- **Goal of the exercise**
Gather every line holding the string "service".

[Stored records]
────

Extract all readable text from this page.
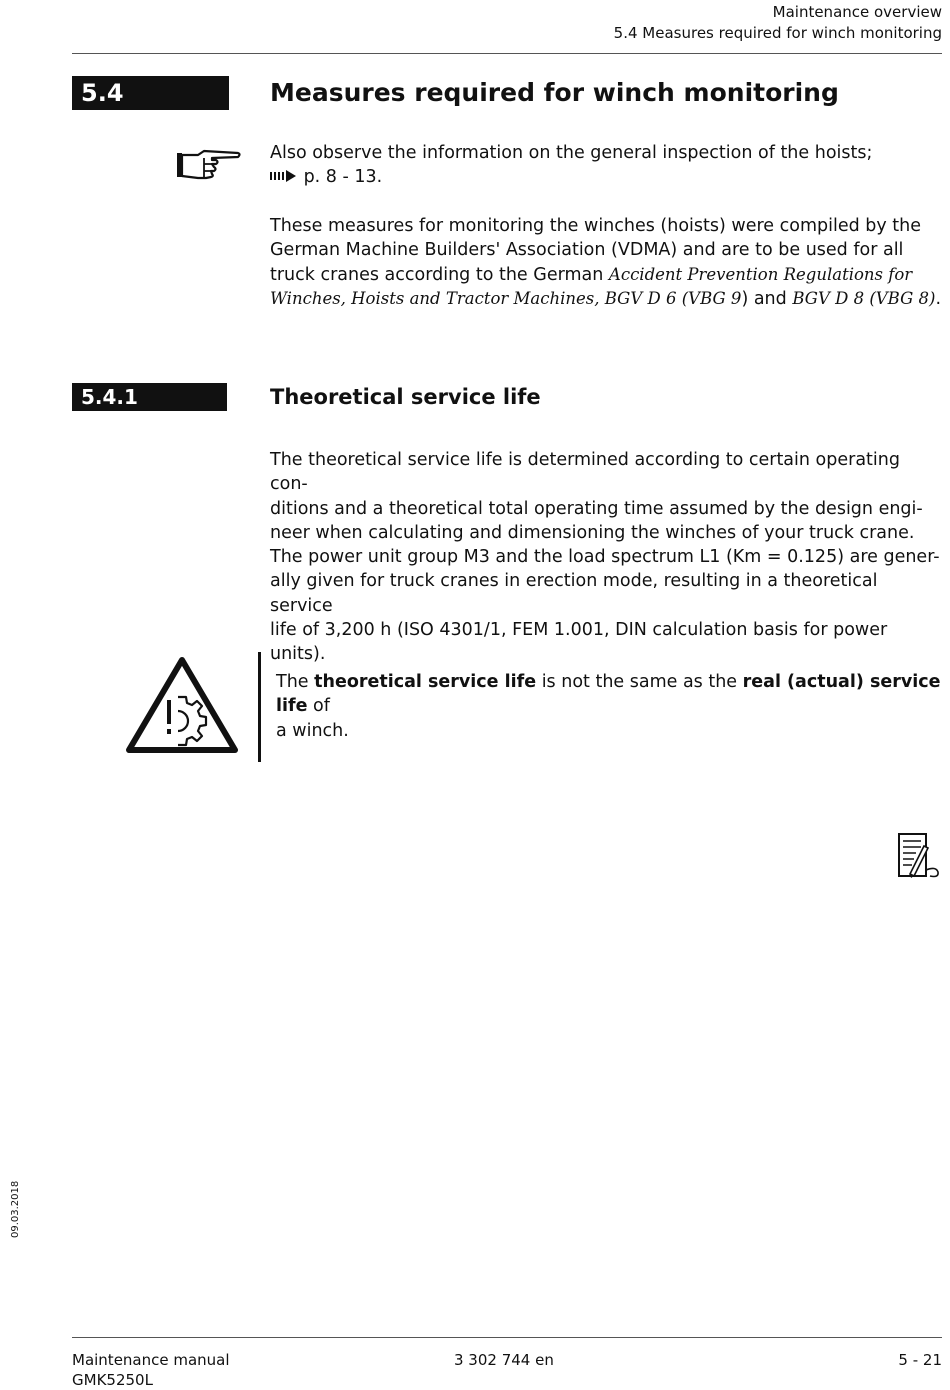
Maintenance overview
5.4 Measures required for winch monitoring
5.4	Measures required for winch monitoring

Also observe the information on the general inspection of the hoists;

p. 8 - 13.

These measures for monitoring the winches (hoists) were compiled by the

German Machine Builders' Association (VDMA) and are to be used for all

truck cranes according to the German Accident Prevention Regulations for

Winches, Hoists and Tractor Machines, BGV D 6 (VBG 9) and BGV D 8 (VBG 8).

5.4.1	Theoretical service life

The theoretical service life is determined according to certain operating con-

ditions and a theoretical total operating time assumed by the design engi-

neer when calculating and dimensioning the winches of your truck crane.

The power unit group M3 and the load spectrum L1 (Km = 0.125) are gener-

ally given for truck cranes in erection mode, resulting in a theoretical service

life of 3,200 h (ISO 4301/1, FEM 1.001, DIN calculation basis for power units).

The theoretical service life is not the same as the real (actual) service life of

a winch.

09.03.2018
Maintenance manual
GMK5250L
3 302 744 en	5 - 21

────

- **Response for this exercise**
5.4.1	Theoretical service life
The theoretical service life is determined according to certain operating con-
ally given for truck cranes in erection mode, resulting in a theoretical service
The theoretical service life is not the same as the real (actual) service life of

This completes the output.